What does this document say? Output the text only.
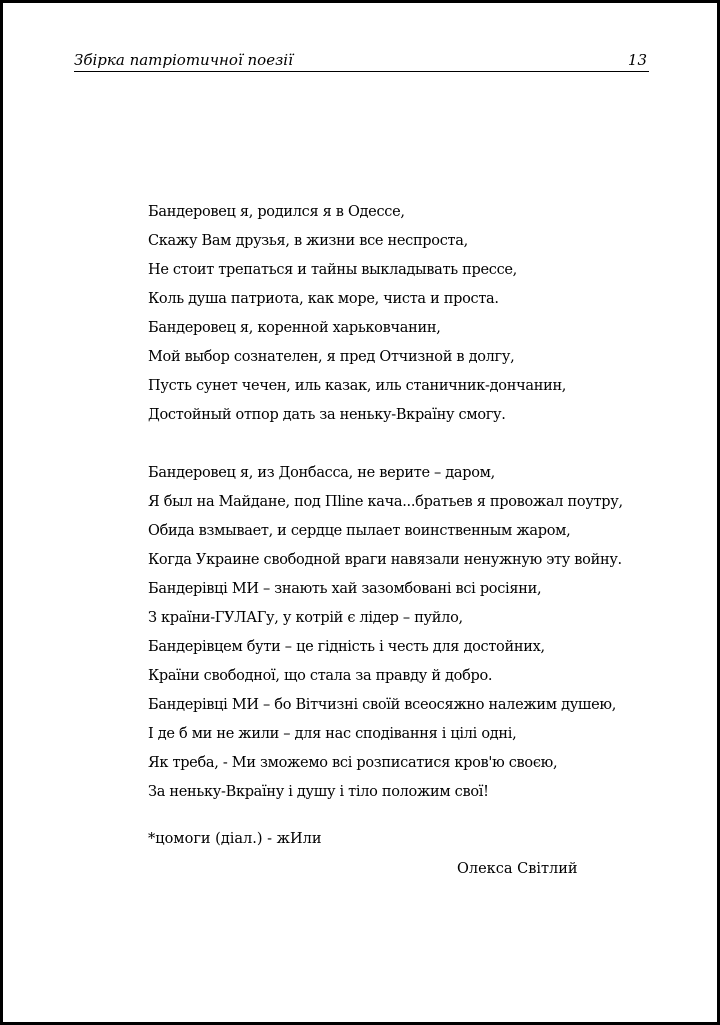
Збірка патріотичної поезії	13
Бандеровец я, родился я в Одессе,
Скажу Вам друзья, в жизни все неспроста,
Не стоит трепаться и тайны выкладывать прессе,
Коль душа патриота, как море, чиста и проста.
Бандеровец я, коренной харьковчанин,
Мой выбор сознателен, я пред Отчизной в долгу,
Пусть сунет чечен, иль казак, иль станичник-дончанин,
Достойный отпор дать за неньку-Вкраїну смогу.
Бандеровец я, из Донбасса, не верите – даром,
Я был на Майдане, под Пline кача...братьев я провожал поутру,
Обида взмывает, и сердце пылает воинственным жаром,
Когда Украине свободной враги навязали ненужную эту войну.
Бандерівці МИ – знають хай зазомбовані всі росіяни,
З країни-ГУЛАГу, у котрій є лідер – пуйло,
Бандерівцем бути – це гідність і честь для достойних,
Країни свободної, що стала за правду й добро.
Бандерівці МИ – бо Вітчизні своїй всеосяжно належим душею,
І де б ми не жили – для нас сподівання і цілі одні,
Як треба, - Ми зможемо всі розписатися кров'ю своєю,
За неньку-Вкраїну і душу і тіло положим свої!
*цомоги (діал.) - жИли
Олекса Світлий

_DIRECTIVE_.
Without including any pictures, print each record exactly.

_ANSWER TO THE EXERCISE_.
What does this document say? Output the text only.
Збірка патріотичної поезії	13
Бандеровец я, родился я в Одессе,
Скажу Вам друзья, в жизни все неспроста,
Не стоит трепаться и тайны выкладывать прессе,
Коль душа патриота, как море, чиста и проста.
Бандеровец я, коренной харьковчанин,
Мой выбор сознателен, я пред Отчизной в долгу,
Пусть сунет чечен, иль казак, иль станичник-дончанин,
Достойный отпор дать за неньку-Вкраїну смогу.
Бандеровец я, из Донбасса, не верите – даром,
Я был на Майдане, под Пline кача...братьев я провожал поутру,
Обида взмывает, и сердце пылает воинственным жаром,
Когда Украине свободной враги навязали ненужную эту войну.
Бандерівці МИ – знають хай зазомбовані всі росіяни,
З країни-ГУЛАГу, у котрій є лідер – пуйло,
Бандерівцем бути – це гідність і честь для достойних,
Країни свободної, що стала за правду й добро.
Бандерівці МИ – бо Вітчизні своїй всеосяжно належим душею,
І де б ми не жили – для нас сподівання і цілі одні,
Як треба, - Ми зможемо всі розписатися кров'ю своєю,
За неньку-Вкраїну і душу і тіло положим свої!
*цомоги (діал.) - жИли
Олекса Світлий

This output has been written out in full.